**Task statement**
Identify every line in the records below that contains the word "Positive", and copy each of those lines.

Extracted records
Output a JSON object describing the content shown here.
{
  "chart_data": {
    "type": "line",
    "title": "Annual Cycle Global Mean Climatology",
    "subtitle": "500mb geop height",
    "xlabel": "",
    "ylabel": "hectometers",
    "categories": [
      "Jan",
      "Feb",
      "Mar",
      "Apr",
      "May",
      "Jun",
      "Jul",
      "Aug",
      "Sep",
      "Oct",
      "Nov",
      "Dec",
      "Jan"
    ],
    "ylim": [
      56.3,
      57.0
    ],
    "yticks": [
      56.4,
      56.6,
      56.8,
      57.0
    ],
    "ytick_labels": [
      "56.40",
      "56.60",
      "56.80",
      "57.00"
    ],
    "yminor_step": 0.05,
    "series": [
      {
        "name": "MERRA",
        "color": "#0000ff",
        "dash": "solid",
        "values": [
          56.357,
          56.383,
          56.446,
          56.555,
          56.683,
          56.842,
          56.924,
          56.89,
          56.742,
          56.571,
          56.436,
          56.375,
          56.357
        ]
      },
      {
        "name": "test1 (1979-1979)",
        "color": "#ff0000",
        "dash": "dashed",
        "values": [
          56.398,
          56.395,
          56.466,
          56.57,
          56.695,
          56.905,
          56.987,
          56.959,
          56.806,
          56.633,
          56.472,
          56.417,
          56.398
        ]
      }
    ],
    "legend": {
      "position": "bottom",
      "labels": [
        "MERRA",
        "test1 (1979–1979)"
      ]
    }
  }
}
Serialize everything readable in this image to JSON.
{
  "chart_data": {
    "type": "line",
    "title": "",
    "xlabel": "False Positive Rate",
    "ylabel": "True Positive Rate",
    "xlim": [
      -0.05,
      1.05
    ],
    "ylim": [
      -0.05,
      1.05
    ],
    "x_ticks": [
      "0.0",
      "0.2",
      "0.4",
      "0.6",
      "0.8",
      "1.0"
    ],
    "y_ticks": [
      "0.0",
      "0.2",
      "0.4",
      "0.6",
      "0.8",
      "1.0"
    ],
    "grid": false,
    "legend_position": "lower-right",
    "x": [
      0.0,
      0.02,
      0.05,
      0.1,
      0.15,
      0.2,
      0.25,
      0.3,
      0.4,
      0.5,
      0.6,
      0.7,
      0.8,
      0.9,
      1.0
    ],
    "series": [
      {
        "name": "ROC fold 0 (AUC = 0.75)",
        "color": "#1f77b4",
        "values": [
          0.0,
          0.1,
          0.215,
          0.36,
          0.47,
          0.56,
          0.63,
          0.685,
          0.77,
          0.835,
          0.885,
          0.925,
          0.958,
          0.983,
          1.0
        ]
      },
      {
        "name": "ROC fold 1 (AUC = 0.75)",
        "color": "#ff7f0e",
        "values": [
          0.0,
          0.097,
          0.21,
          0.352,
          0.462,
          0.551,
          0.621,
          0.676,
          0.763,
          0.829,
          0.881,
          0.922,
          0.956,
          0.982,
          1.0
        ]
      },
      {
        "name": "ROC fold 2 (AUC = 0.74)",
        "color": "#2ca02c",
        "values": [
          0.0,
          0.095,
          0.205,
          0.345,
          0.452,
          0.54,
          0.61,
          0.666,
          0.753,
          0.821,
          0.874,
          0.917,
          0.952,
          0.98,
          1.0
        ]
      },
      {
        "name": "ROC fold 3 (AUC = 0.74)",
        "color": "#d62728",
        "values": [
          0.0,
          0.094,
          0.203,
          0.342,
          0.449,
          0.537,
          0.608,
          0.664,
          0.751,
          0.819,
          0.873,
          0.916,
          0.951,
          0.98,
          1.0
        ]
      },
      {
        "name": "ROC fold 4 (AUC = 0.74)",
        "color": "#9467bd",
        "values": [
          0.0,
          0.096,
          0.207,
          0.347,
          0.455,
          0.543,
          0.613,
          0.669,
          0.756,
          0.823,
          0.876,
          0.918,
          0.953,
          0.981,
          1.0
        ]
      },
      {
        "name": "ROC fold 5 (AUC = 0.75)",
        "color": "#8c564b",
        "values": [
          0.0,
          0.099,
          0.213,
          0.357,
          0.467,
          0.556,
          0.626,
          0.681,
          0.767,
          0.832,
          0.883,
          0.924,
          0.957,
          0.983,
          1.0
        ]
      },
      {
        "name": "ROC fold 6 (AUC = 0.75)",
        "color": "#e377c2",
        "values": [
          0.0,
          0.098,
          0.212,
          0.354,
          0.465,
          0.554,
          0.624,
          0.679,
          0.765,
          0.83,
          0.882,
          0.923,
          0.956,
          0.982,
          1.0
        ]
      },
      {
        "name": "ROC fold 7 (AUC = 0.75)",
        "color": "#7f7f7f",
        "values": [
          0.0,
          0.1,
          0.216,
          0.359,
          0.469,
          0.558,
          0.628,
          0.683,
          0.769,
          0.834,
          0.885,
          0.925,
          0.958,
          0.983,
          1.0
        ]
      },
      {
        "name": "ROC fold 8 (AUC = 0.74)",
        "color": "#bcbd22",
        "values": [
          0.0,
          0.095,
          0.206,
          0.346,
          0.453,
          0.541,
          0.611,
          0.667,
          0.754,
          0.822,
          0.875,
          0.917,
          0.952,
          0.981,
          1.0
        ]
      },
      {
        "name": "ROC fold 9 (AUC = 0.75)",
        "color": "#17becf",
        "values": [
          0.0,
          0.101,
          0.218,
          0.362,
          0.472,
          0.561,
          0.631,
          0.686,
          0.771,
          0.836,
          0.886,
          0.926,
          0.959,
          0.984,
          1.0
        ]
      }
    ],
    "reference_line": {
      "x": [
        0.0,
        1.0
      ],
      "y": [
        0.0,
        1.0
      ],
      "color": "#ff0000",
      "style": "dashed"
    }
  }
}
---
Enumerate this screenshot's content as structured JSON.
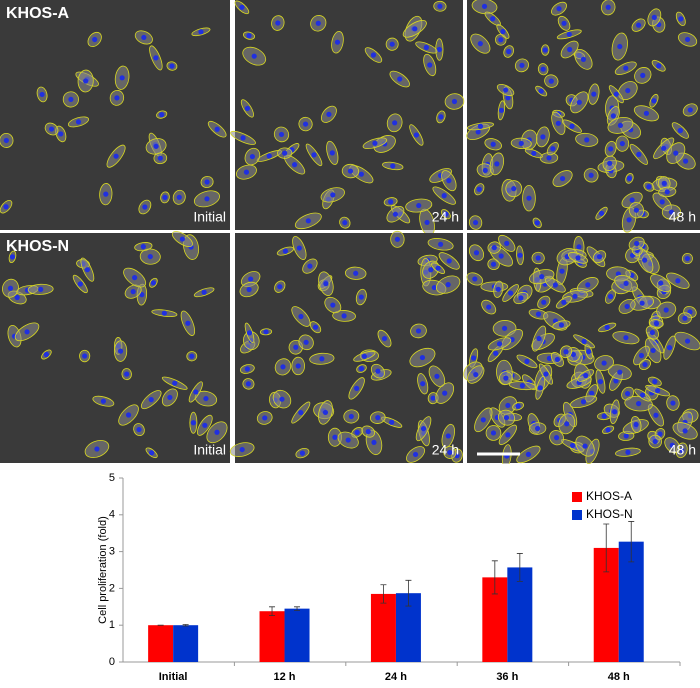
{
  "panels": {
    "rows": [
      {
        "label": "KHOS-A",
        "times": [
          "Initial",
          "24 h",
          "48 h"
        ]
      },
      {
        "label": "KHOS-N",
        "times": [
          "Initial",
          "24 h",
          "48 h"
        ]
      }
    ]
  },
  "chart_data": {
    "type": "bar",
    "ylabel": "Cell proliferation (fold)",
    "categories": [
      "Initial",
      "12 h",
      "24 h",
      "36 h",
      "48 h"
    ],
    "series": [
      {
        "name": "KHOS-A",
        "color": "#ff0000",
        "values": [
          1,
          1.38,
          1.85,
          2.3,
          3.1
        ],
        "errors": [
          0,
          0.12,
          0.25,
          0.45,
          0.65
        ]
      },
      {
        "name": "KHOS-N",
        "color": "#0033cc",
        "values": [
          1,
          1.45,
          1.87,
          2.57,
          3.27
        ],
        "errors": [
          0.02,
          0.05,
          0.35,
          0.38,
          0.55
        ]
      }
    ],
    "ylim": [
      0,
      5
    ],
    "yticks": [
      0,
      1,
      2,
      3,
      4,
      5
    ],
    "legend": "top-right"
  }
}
==
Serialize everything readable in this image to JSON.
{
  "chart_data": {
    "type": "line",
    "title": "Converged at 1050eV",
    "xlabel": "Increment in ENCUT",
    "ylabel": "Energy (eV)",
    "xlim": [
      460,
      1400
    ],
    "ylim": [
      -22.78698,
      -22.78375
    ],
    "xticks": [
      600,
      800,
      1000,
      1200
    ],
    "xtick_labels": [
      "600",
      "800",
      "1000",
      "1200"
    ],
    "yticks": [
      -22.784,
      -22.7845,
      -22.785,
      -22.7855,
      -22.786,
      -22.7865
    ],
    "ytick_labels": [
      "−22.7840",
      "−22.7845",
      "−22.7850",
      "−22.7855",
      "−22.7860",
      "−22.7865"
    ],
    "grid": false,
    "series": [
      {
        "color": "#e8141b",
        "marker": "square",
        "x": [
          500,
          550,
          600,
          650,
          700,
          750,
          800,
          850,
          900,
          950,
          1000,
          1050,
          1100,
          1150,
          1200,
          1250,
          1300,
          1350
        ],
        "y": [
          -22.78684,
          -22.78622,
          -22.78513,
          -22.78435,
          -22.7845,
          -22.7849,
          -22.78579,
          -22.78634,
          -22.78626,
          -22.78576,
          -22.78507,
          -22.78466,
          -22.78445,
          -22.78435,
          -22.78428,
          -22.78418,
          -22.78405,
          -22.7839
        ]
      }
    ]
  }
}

**Task solution**
    "xlabel": "False Positive Rate",
    "ylabel": "True Positive Rate",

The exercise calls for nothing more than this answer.